*EXERCISE DETAILS:*
The answer is all of the data, repeated exactly.

INFORMATION GIVEN START

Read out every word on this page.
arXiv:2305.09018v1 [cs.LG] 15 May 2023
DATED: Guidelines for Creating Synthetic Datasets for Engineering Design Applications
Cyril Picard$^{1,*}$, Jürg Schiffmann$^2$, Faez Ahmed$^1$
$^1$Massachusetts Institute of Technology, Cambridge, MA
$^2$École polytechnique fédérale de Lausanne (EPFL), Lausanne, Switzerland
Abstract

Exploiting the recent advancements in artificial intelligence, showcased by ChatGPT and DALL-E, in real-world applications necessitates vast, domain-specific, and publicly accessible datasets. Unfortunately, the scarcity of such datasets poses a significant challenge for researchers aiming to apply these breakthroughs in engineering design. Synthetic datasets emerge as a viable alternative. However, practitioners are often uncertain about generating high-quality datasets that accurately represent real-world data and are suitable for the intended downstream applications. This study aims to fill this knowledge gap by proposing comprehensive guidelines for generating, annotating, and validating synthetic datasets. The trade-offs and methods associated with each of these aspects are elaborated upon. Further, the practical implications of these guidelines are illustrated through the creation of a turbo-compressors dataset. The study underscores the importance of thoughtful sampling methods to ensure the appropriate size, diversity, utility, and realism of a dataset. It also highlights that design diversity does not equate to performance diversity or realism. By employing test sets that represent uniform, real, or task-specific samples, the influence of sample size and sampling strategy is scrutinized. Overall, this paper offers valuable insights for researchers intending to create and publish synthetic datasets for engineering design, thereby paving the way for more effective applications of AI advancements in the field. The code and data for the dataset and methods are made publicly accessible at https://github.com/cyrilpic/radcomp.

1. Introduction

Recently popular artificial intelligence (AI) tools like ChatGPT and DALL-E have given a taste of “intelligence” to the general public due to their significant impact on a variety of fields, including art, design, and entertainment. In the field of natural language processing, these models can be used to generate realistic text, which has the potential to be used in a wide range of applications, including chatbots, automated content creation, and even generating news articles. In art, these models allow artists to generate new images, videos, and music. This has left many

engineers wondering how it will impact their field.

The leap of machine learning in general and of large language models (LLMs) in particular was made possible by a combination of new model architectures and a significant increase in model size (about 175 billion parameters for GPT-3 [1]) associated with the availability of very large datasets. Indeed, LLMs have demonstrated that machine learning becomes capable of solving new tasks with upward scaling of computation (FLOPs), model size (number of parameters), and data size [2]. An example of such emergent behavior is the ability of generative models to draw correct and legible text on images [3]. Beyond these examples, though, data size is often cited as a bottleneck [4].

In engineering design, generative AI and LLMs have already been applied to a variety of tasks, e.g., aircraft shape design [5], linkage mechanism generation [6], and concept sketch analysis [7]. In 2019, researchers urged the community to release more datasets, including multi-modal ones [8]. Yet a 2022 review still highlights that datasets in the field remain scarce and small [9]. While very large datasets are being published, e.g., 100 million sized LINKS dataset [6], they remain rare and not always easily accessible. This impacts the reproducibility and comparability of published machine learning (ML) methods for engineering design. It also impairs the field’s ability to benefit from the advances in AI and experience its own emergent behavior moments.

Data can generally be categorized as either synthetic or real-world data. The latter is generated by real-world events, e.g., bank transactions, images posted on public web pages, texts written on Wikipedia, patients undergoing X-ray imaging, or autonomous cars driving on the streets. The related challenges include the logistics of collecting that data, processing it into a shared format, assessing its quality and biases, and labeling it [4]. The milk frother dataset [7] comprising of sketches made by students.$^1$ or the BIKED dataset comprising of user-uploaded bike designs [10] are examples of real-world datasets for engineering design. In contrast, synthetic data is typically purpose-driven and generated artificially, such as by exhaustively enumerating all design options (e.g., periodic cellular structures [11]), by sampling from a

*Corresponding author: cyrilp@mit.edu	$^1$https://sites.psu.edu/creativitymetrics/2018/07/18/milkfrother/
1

INFORMATION GIVEN END

*SOLUTION TO THIS PROBLEM:*
Read out every word on this page.
arXiv:2305.09018v1 [cs.LG] 15 May 2023
DATED: Guidelines for Creating Synthetic Datasets for Engineering Design Applications
Cyril Picard$^{1,*}$, Jürg Schiffmann$^2$, Faez Ahmed$^1$
$^1$Massachusetts Institute of Technology, Cambridge, MA
$^2$École polytechnique fédérale de Lausanne (EPFL), Lausanne, Switzerland
Abstract

Exploiting the recent advancements in artificial intelligence, showcased by ChatGPT and DALL-E, in real-world applications necessitates vast, domain-specific, and publicly accessible datasets. Unfortunately, the scarcity of such datasets poses a significant challenge for researchers aiming to apply these breakthroughs in engineering design. Synthetic datasets emerge as a viable alternative. However, practitioners are often uncertain about generating high-quality datasets that accurately represent real-world data and are suitable for the intended downstream applications. This study aims to fill this knowledge gap by proposing comprehensive guidelines for generating, annotating, and validating synthetic datasets. The trade-offs and methods associated with each of these aspects are elaborated upon. Further, the practical implications of these guidelines are illustrated through the creation of a turbo-compressors dataset. The study underscores the importance of thoughtful sampling methods to ensure the appropriate size, diversity, utility, and realism of a dataset. It also highlights that design diversity does not equate to performance diversity or realism. By employing test sets that represent uniform, real, or task-specific samples, the influence of sample size and sampling strategy is scrutinized. Overall, this paper offers valuable insights for researchers intending to create and publish synthetic datasets for engineering design, thereby paving the way for more effective applications of AI advancements in the field. The code and data for the dataset and methods are made publicly accessible at https://github.com/cyrilpic/radcomp.

1. Introduction

Recently popular artificial intelligence (AI) tools like ChatGPT and DALL-E have given a taste of “intelligence” to the general public due to their significant impact on a variety of fields, including art, design, and entertainment. In the field of natural language processing, these models can be used to generate realistic text, which has the potential to be used in a wide range of applications, including chatbots, automated content creation, and even generating news articles. In art, these models allow artists to generate new images, videos, and music. This has left many

engineers wondering how it will impact their field.

The leap of machine learning in general and of large language models (LLMs) in particular was made possible by a combination of new model architectures and a significant increase in model size (about 175 billion parameters for GPT-3 [1]) associated with the availability of very large datasets. Indeed, LLMs have demonstrated that machine learning becomes capable of solving new tasks with upward scaling of computation (FLOPs), model size (number of parameters), and data size [2]. An example of such emergent behavior is the ability of generative models to draw correct and legible text on images [3]. Beyond these examples, though, data size is often cited as a bottleneck [4].

In engineering design, generative AI and LLMs have already been applied to a variety of tasks, e.g., aircraft shape design [5], linkage mechanism generation [6], and concept sketch analysis [7]. In 2019, researchers urged the community to release more datasets, including multi-modal ones [8]. Yet a 2022 review still highlights that datasets in the field remain scarce and small [9]. While very large datasets are being published, e.g., 100 million sized LINKS dataset [6], they remain rare and not always easily accessible. This impacts the reproducibility and comparability of published machine learning (ML) methods for engineering design. It also impairs the field’s ability to benefit from the advances in AI and experience its own emergent behavior moments.

Data can generally be categorized as either synthetic or real-world data. The latter is generated by real-world events, e.g., bank transactions, images posted on public web pages, texts written on Wikipedia, patients undergoing X-ray imaging, or autonomous cars driving on the streets. The related challenges include the logistics of collecting that data, processing it into a shared format, assessing its quality and biases, and labeling it [4]. The milk frother dataset [7] comprising of sketches made by students.$^1$ or the BIKED dataset comprising of user-uploaded bike designs [10] are examples of real-world datasets for engineering design. In contrast, synthetic data is typically purpose-driven and generated artificially, such as by exhaustively enumerating all design options (e.g., periodic cellular structures [11]), by sampling from a

*Corresponding author: cyrilp@mit.edu	$^1$https://sites.psu.edu/creativitymetrics/2018/07/18/milkfrother/
1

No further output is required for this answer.